TEXT:
***

Entirely apart from any advantages to be gained from the use of the tail, the first trials of the new machine were highly encouraging for another reason. It was soon evident that by disregarding all tables of air pressures used by their predecessors and building according to the figures obtained from their wind-tunnel experiments, the Wrights had made a big advance toward flight. Because of the knowledge they now had, not possessed by any previous experimenter, of how the wings should be shaped, this 1902 machine was of just about twice the “dynamic efficiency” of any other glider ever built; it could have been flown with probably less than half the power required for any other glider.

Altogether the Wrights made more than one thousand gliding flights in September and October, 1902. Several glides were of more than six hundred feet, and a number of them were against a thirty-six-mile-an-hour wind. No previous experimenter had ever dared to try gliding in so stiff a wind. That the Wrights were successful at such feats gave proof of the effectiveness of their devices for control. Some of their flights lasted more than a minute and at times it was possible to soar in one spot without any descent. So impressive were such exhibitions that Bill Tate’s brother Dan solemnly offered the opinion: “All she needs is a coat of feathers to make her light and she will stay in the air indefinitely.”

***

DATA EXTRACT:
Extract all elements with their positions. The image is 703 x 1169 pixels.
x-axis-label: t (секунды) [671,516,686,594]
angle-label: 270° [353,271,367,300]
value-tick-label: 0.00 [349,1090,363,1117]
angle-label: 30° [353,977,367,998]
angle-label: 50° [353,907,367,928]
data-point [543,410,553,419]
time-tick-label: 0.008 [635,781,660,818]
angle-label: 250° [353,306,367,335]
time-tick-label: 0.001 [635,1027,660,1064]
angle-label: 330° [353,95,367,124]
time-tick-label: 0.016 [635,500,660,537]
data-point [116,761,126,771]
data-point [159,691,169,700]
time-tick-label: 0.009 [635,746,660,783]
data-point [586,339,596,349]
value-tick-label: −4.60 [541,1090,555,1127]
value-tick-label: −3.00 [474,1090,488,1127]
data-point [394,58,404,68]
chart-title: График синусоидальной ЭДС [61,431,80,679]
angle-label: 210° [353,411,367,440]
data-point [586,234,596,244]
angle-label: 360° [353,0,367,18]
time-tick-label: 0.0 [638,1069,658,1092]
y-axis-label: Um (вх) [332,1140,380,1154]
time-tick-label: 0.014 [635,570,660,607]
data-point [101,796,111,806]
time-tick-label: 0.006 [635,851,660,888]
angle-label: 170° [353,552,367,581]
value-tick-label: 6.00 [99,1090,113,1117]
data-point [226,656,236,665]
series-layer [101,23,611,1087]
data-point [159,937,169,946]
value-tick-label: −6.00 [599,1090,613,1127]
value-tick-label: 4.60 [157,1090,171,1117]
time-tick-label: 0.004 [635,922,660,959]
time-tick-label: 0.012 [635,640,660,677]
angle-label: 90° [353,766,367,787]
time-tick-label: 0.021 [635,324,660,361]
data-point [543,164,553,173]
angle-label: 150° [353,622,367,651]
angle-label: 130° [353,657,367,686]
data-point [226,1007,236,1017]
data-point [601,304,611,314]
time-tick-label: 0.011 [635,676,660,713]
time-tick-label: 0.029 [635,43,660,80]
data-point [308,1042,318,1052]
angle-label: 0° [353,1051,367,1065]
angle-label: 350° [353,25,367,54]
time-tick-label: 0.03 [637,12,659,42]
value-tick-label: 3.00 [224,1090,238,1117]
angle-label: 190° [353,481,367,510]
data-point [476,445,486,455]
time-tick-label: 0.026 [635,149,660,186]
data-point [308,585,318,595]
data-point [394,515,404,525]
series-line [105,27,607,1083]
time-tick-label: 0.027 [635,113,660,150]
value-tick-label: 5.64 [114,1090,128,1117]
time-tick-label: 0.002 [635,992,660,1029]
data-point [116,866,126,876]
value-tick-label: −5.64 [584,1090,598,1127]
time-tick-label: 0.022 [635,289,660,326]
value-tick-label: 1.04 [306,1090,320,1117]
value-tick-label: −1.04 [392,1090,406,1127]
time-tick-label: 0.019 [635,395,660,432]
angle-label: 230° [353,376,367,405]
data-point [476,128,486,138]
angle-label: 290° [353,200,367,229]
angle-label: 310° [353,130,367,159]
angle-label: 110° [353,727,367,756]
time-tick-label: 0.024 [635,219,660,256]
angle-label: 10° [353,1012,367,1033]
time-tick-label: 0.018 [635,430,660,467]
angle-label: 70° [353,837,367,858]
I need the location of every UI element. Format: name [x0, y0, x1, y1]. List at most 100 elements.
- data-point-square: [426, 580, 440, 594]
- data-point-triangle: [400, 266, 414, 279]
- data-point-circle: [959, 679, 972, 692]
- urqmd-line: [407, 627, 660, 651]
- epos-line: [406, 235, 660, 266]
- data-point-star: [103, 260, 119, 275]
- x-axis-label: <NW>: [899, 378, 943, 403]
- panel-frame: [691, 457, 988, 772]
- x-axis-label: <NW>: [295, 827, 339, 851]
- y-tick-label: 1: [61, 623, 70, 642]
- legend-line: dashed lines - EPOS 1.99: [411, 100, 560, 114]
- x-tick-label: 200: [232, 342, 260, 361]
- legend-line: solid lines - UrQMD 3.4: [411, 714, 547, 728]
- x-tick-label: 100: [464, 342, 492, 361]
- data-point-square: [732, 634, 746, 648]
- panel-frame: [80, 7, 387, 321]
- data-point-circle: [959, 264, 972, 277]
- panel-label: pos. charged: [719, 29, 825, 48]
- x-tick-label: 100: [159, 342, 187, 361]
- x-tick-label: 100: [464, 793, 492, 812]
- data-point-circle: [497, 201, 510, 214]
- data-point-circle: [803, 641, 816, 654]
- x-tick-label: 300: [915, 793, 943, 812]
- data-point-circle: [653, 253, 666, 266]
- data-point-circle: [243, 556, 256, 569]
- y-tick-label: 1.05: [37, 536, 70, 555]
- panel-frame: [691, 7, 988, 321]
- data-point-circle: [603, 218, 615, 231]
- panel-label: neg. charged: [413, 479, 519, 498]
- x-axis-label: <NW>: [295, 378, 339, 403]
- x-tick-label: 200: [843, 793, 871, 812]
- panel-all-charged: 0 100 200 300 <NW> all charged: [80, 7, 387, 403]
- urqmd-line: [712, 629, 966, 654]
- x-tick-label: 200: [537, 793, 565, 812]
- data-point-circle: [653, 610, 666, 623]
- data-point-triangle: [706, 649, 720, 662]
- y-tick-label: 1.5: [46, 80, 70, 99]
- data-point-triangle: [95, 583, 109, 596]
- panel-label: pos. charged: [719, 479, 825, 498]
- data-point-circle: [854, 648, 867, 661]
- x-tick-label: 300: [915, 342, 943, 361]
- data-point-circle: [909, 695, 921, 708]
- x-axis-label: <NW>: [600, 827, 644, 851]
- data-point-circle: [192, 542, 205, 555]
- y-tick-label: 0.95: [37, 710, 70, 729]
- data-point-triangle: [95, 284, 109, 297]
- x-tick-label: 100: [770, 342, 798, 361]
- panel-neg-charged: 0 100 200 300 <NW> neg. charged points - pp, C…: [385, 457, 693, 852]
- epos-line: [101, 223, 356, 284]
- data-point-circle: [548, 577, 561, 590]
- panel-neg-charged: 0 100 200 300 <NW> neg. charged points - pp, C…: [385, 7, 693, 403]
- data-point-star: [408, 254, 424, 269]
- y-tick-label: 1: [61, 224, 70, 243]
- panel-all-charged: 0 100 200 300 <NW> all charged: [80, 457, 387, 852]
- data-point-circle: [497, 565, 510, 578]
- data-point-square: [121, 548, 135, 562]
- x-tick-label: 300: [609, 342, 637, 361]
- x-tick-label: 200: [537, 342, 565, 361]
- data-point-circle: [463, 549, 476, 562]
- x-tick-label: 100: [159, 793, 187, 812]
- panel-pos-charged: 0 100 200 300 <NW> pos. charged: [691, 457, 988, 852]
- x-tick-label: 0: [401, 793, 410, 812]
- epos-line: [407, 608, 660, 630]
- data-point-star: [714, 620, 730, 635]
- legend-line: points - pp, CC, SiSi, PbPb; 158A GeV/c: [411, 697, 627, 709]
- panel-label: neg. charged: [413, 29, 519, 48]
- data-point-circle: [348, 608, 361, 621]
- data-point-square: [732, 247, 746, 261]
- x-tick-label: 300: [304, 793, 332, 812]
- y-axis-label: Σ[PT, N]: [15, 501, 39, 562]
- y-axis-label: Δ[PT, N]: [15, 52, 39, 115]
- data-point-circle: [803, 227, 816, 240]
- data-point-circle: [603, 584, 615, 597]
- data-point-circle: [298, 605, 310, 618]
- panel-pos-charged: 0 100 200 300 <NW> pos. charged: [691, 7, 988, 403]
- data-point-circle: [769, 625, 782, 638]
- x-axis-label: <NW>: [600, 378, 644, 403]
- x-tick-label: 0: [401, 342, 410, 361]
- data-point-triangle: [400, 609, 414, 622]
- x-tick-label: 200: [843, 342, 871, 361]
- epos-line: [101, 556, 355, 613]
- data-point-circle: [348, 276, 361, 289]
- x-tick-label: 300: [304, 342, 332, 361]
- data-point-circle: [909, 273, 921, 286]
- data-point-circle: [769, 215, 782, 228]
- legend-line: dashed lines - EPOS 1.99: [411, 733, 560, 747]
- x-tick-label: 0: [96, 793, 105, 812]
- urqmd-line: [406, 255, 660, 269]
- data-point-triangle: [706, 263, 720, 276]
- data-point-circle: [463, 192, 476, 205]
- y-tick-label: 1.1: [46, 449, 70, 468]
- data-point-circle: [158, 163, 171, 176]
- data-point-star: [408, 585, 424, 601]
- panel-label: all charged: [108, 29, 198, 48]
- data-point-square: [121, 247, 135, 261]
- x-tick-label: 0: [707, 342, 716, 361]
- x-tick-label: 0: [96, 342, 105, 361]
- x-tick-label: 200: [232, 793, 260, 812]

***

INSTRUCTIONS:
**A.** For the passage on the Wrights' 1902 glider, say whether each statement agrees with it, answering yes or no and quoting the deciding words: (i) The Wrights made more than one thousand gliding flights in September and October, 1902. (ii) The 1902 machine was built according to the tables of air pressures used by earlier experimenters. (iii) Some of the Wrights' flights lasted more than a minute.
**B.** Revise the stretch of the passage on the Wrights' 1902 glider from "Entirely apart from" through "any other glider.", replacing "machine" with "craft" wherever it occurs.
The records aren't needed for anything here.

ANSWERS IN ORDER:
**A.**
(i) Yes: "Altogether the Wrights made more than one thousand gliding flights in September and October, 1902."
(ii) No: "by disregarding all tables of air pressures used by their predecessors and building according to the figures obtained from their wind-tunnel experiments"
(iii) Yes: "Some of their flights lasted more than a minute"

**B.**
Entirely apart from any advantages to be gained from the use of the tail, the first trials of the new craft were highly encouraging for another reason. It was soon evident that by disregarding all tables of air pressures used by their predecessors and building according to the figures obtained from their wind-tunnel experiments, the Wrights had made a big advance toward flight. Because of the knowledge they now had, not possessed by any previous experimenter, of how the wings should be shaped, this 1902 craft was of just about twice the “dynamic efficiency” of any other glider ever built; it could have been flown with probably less than half the power required for any other glider.